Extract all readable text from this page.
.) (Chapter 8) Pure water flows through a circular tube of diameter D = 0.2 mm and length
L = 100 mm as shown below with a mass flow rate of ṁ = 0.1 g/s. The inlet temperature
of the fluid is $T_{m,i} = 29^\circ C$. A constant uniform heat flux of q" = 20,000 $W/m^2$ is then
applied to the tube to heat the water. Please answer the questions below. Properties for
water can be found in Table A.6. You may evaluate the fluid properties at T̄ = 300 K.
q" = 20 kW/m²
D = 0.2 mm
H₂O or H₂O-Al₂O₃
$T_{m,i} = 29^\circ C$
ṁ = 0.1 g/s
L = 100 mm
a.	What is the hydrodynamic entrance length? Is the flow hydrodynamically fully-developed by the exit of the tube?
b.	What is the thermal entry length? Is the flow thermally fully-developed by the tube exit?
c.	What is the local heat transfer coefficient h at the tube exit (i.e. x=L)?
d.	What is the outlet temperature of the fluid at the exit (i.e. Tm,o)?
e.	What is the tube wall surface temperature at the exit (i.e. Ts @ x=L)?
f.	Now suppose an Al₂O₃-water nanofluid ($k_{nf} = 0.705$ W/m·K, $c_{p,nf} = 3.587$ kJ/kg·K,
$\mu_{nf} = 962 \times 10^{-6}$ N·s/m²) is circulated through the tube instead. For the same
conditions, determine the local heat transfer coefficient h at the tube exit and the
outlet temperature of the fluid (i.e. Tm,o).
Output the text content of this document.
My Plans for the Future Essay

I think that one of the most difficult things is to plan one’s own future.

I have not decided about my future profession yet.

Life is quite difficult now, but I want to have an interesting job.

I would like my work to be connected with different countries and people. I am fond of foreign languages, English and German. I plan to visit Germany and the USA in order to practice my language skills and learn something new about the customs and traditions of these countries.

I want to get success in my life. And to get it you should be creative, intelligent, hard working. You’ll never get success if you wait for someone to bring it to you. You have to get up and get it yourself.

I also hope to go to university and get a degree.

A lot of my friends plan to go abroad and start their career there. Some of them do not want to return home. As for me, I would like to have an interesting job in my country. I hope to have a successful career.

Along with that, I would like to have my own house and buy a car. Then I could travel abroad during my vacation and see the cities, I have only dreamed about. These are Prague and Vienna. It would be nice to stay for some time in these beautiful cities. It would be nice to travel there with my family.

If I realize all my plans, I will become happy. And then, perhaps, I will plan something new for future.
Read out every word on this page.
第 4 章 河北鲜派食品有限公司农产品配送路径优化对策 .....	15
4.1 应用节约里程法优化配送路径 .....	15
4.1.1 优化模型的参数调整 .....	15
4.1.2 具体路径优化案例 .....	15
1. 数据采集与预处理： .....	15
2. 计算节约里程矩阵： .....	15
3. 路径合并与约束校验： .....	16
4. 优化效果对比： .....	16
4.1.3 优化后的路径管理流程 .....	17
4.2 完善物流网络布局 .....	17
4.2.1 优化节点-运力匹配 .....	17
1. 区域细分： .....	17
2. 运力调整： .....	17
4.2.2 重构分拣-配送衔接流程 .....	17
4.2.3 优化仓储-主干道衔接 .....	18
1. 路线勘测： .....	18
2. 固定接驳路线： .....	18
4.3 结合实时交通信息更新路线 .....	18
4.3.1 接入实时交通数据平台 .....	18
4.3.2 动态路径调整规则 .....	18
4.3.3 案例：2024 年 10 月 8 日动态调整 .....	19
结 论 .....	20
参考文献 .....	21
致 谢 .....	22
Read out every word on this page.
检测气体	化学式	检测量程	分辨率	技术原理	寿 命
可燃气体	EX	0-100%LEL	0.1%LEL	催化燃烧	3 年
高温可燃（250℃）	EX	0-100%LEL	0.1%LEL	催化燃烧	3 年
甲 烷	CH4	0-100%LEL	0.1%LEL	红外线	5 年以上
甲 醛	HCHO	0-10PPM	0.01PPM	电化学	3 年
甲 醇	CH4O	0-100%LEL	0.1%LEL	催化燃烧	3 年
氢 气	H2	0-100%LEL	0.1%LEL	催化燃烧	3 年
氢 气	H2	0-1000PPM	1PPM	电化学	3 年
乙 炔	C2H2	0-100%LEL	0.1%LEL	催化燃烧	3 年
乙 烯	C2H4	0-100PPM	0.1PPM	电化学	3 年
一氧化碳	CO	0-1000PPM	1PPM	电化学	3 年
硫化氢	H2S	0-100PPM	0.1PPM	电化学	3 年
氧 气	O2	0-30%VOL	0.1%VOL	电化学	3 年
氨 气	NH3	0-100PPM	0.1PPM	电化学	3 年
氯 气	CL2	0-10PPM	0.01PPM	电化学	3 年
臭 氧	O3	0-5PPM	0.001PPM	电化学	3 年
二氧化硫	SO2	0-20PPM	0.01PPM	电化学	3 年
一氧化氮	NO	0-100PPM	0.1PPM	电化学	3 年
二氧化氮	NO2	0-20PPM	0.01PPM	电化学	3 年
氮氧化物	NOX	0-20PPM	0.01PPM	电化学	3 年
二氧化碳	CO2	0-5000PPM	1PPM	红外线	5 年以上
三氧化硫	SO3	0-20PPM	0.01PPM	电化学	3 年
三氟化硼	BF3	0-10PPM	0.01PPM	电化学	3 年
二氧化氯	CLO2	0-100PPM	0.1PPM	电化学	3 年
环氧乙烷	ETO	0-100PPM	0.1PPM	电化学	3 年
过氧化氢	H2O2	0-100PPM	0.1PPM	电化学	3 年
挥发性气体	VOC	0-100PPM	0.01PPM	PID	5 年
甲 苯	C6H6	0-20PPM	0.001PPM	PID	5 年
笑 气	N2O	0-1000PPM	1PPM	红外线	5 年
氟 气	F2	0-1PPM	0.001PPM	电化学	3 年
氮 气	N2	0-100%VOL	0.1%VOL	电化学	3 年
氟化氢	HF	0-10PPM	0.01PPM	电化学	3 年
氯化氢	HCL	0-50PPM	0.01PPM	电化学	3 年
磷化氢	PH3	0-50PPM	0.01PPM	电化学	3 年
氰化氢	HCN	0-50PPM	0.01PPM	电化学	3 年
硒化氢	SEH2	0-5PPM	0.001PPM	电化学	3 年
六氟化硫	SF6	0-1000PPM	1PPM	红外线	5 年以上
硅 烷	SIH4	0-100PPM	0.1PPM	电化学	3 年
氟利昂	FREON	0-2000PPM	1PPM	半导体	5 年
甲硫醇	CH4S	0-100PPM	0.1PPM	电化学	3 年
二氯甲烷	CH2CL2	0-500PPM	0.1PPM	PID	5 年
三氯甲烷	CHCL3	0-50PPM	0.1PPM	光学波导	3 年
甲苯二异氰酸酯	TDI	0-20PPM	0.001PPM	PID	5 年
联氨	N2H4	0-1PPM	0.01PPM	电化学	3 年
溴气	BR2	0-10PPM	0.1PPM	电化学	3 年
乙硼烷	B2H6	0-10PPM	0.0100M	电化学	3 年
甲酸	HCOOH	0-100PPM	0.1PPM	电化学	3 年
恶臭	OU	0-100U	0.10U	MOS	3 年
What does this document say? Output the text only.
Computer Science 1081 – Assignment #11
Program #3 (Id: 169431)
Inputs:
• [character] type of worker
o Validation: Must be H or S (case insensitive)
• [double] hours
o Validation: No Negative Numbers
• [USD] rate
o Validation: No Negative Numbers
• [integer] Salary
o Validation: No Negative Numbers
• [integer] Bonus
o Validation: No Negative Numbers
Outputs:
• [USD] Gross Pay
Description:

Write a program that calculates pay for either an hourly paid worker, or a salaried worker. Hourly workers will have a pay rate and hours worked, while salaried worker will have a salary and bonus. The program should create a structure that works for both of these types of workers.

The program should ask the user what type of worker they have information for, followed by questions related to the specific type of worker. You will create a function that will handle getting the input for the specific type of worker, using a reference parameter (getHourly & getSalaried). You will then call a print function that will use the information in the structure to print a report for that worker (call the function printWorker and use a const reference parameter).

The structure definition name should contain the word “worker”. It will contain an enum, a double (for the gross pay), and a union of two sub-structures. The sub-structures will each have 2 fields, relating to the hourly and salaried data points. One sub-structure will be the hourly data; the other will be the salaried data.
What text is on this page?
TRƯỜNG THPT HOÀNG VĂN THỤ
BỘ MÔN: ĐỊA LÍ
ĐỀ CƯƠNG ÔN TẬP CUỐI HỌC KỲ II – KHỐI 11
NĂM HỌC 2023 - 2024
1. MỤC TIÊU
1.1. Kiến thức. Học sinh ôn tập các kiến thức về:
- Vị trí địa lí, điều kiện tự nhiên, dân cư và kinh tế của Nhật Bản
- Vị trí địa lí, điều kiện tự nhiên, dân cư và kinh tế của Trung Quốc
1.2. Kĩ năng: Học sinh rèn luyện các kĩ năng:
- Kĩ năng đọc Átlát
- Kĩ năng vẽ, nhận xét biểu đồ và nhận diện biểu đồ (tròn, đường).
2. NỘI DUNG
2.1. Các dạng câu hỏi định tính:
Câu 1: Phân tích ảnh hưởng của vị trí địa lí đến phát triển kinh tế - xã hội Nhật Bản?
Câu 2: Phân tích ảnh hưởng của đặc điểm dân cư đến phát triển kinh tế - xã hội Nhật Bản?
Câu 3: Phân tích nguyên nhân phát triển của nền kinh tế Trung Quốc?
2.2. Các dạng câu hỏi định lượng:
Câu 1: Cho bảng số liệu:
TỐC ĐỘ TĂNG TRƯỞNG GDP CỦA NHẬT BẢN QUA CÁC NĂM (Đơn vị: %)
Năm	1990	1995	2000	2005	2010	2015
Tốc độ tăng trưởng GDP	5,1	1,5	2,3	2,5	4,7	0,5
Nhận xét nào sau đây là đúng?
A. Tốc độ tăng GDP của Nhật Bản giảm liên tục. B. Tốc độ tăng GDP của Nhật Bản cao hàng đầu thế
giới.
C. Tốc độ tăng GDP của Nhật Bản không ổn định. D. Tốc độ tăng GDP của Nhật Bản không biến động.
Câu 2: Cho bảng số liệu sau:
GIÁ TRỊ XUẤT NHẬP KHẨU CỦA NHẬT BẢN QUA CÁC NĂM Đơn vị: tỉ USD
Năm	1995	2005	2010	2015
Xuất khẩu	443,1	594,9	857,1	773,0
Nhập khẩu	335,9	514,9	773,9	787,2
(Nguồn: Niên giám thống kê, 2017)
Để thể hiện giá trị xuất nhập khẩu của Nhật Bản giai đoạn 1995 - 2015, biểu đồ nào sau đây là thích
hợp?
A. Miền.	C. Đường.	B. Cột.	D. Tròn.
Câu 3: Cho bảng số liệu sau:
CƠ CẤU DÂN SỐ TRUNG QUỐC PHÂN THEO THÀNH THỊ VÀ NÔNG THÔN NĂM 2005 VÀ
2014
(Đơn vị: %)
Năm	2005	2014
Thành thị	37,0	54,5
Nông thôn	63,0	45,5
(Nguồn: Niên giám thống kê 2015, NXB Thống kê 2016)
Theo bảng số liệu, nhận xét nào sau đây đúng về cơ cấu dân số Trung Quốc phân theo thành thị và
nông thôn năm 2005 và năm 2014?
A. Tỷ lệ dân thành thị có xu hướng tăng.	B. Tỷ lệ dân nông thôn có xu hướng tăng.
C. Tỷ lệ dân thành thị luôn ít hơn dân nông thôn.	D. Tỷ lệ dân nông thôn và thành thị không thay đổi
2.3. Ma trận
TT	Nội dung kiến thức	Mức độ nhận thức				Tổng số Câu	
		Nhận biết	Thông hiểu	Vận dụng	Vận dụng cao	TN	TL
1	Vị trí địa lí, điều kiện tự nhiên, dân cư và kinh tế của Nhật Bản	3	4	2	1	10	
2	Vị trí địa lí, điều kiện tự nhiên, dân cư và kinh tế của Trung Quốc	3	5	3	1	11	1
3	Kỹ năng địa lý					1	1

# Required task
Go through the listing above and return every line where the word "đúng" occurs.

# Written reply
Nhận xét nào sau đây là đúng?
Theo bảng số liệu, nhận xét nào sau đây đúng về cơ cấu dân số Trung Quốc phân theo thành thị và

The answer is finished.